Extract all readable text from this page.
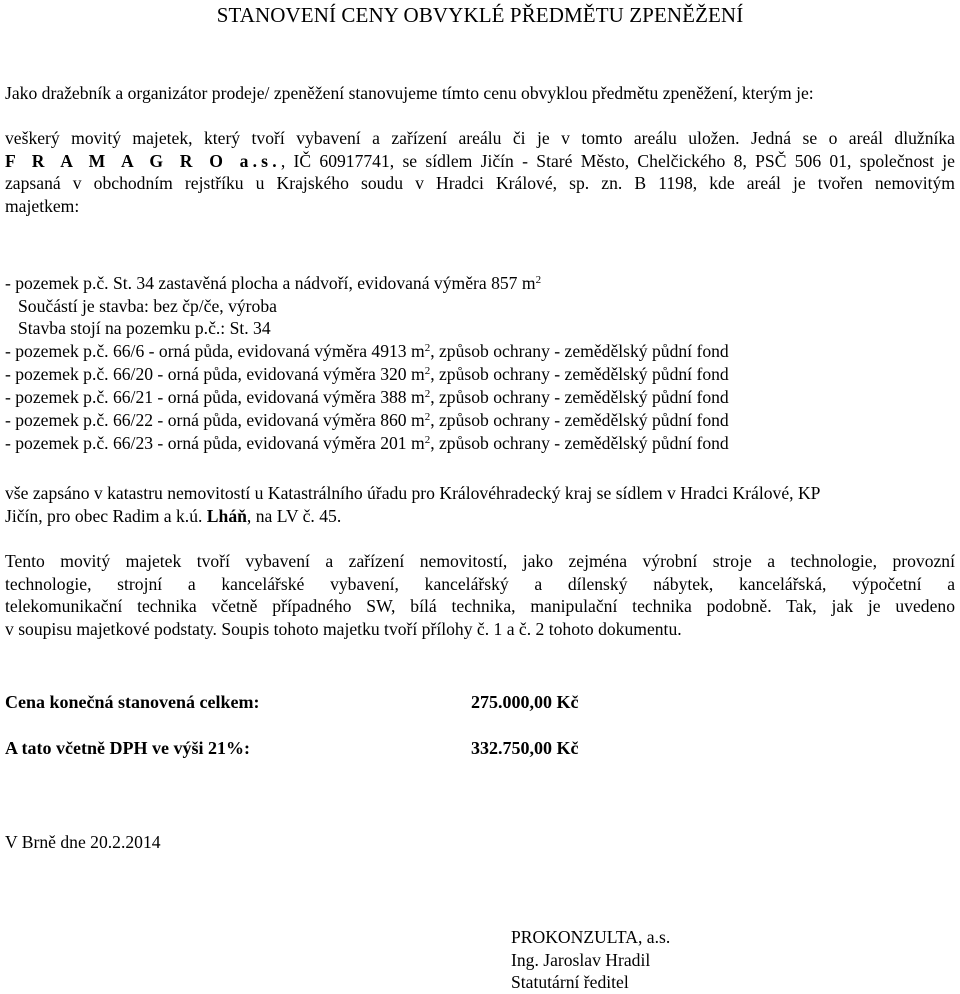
STANOVENÍ CENY OBVYKLÉ PŘEDMĚTU ZPENĚŽENÍ
Jako dražebník a organizátor prodeje/ zpeněžení stanovujeme tímto cenu obvyklou předmětu zpeněžení, kterým je:
veškerý movitý majetek, který tvoří vybavení a zařízení areálu či je v tomto areálu uložen. Jedná se o areál dlužníka
F R A M A G R O a.s., IČ 60917741, se sídlem Jičín - Staré Město, Chelčického 8, PSČ 506 01, společnost je
zapsaná v obchodním rejstříku u Krajského soudu v Hradci Králové, sp. zn. B 1198, kde areál je tvořen nemovitým
majetkem:
- pozemek p.č. St. 34 zastavěná plocha a nádvoří, evidovaná výměra 857 $m^2$
Součástí je stavba: bez čp/če, výroba
Stavba stojí na pozemku p.č.: St. 34
- pozemek p.č. 66/6 - orná půda, evidovaná výměra 4913 $m^2$, způsob ochrany - zemědělský půdní fond
- pozemek p.č. 66/20 - orná půda, evidovaná výměra 320 $m^2$, způsob ochrany - zemědělský půdní fond
- pozemek p.č. 66/21 - orná půda, evidovaná výměra 388 $m^2$, způsob ochrany - zemědělský půdní fond
- pozemek p.č. 66/22 - orná půda, evidovaná výměra 860 $m^2$, způsob ochrany - zemědělský půdní fond
- pozemek p.č. 66/23 - orná půda, evidovaná výměra 201 $m^2$, způsob ochrany - zemědělský půdní fond
vše zapsáno v katastru nemovitostí u Katastrálního úřadu pro Královéhradecký kraj se sídlem v Hradci Králové, KP
Jičín, pro obec Radim a k.ú. Lháň, na LV č. 45.
Tento movitý majetek tvoří vybavení a zařízení nemovitostí, jako zejména výrobní stroje a technologie, provozní
technologie, strojní a kancelářské vybavení, kancelářský a dílenský nábytek, kancelářská, výpočetní a
telekomunikační technika včetně případného SW, bílá technika, manipulační technika podobně. Tak, jak je uvedeno
v soupisu majetkové podstaty. Soupis tohoto majetku tvoří přílohy č. 1 a č. 2 tohoto dokumentu.
Cena konečná stanovená celkem:	275.000,00 Kč
A tato včetně DPH ve výši 21%:	332.750,00 Kč
V Brně dne 20.2.2014
PROKONZULTA, a.s.
Ing. Jaroslav Hradil
Statutární ředitel
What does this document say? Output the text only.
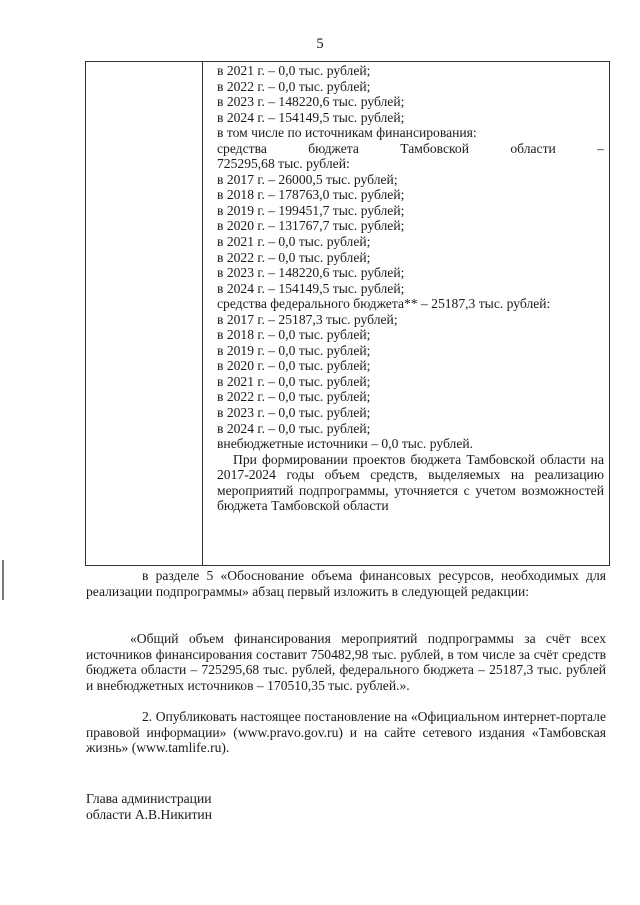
5
в 2021 г. – 0,0 тыс. рублей;
в 2022 г. – 0,0 тыс. рублей;
в 2023 г. – 148220,6 тыс. рублей;
в 2024 г. – 154149,5 тыс. рублей;
в том числе по источникам финансирования:
средства бюджета Тамбовской области –
725295,68 тыс. рублей:
в 2017 г. – 26000,5 тыс. рублей;
в 2018 г. – 178763,0 тыс. рублей;
в 2019 г. – 199451,7 тыс. рублей;
в 2020 г. – 131767,7 тыс. рублей;
в 2021 г. – 0,0 тыс. рублей;
в 2022 г. – 0,0 тыс. рублей;
в 2023 г. – 148220,6 тыс. рублей;
в 2024 г. – 154149,5 тыс. рублей;
средства федерального бюджета** – 25187,3 тыс. рублей:
в 2017 г. – 25187,3 тыс. рублей;
в 2018 г. – 0,0 тыс. рублей;
в 2019 г. – 0,0 тыс. рублей;
в 2020 г. – 0,0 тыс. рублей;
в 2021 г. – 0,0 тыс. рублей;
в 2022 г. – 0,0 тыс. рублей;
в 2023 г. – 0,0 тыс. рублей;
в 2024 г. – 0,0 тыс. рублей;
внебюджетные источники – 0,0 тыс. рублей.
При формировании проектов бюджета Тамбовской области на 2017-2024 годы объем средств, выделяемых на реализацию мероприятий подпрограммы, уточняется с учетом возможностей бюджета Тамбовской области
в разделе 5 «Обоснование объема финансовых ресурсов, необходимых для реализации подпрограммы» абзац первый изложить в следующей редакции:
«Общий объем финансирования мероприятий подпрограммы за счёт всех источников финансирования составит 750482,98 тыс. рублей, в том числе за счёт средств бюджета области – 725295,68 тыс. рублей, федерального бюджета – 25187,3 тыс. рублей и внебюджетных источников – 170510,35 тыс. рублей.».
2. Опубликовать настоящее постановление на «Официальном интернет-портале правовой информации» (www.pravo.gov.ru) и на сайте сетевого издания «Тамбовская жизнь» (www.tamlife.ru).
Глава администрации
области А.В.Никитин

━━━━

**Aim of the task**
Using the listing above, list every line in which the string "области" occurs.

**The completed task**
средства бюджета Тамбовской области –
При формировании проектов бюджета Тамбовской области на 2017-2024 годы объем средств, выделяемых на реализацию мероприятий подпрограммы, уточняется с учетом возможностей бюджета Тамбовской области
«Общий объем финансирования мероприятий подпрограммы за счёт всех источников финансирования составит 750482,98 тыс. рублей, в том числе за счёт средств бюджета области – 725295,68 тыс. рублей, федерального бюджета – 25187,3 тыс. рублей и внебюджетных источников – 170510,35 тыс. рублей.».
области А.В.Никитин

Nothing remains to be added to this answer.